**Task**
Where a line contains the word "interne", copy that line.

**Provided entries**
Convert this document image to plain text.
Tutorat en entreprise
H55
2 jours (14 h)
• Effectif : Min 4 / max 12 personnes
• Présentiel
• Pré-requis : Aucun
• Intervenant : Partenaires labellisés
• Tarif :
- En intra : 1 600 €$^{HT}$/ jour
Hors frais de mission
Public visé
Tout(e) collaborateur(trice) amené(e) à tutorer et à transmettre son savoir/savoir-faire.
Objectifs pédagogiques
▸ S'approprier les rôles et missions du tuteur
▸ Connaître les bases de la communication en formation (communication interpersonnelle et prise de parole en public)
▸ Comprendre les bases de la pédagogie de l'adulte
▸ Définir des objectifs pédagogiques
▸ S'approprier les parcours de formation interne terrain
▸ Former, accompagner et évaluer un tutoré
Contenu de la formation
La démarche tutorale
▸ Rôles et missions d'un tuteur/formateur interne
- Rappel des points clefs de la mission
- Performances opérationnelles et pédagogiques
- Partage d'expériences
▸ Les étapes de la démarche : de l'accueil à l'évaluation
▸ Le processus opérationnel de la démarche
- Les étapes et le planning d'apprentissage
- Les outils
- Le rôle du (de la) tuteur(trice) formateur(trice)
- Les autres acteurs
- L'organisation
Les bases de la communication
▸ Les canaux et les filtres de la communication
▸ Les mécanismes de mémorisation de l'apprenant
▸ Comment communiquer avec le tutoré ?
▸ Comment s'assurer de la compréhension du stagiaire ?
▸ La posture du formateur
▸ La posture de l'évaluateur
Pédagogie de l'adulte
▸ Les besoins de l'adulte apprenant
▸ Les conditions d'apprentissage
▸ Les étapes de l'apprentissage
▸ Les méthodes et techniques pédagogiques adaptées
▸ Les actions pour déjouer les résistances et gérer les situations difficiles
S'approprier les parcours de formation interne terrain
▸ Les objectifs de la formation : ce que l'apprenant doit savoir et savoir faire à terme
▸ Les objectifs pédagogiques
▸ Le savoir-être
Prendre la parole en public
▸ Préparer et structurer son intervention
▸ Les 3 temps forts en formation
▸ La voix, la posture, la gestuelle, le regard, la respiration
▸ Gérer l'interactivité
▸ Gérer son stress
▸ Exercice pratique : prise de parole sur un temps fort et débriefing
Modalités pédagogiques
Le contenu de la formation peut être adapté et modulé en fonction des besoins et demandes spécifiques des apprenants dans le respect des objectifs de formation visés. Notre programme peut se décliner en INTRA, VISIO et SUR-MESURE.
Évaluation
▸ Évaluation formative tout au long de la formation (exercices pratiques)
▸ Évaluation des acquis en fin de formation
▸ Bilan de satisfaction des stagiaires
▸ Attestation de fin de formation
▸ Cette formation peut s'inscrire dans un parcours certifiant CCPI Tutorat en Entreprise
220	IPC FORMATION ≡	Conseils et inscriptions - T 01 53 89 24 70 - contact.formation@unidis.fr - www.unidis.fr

**Final answer**
▸ S'approprier les parcours de formation interne terrain
▸ Rôles et missions d'un tuteur/formateur interne
S'approprier les parcours de formation interne terrain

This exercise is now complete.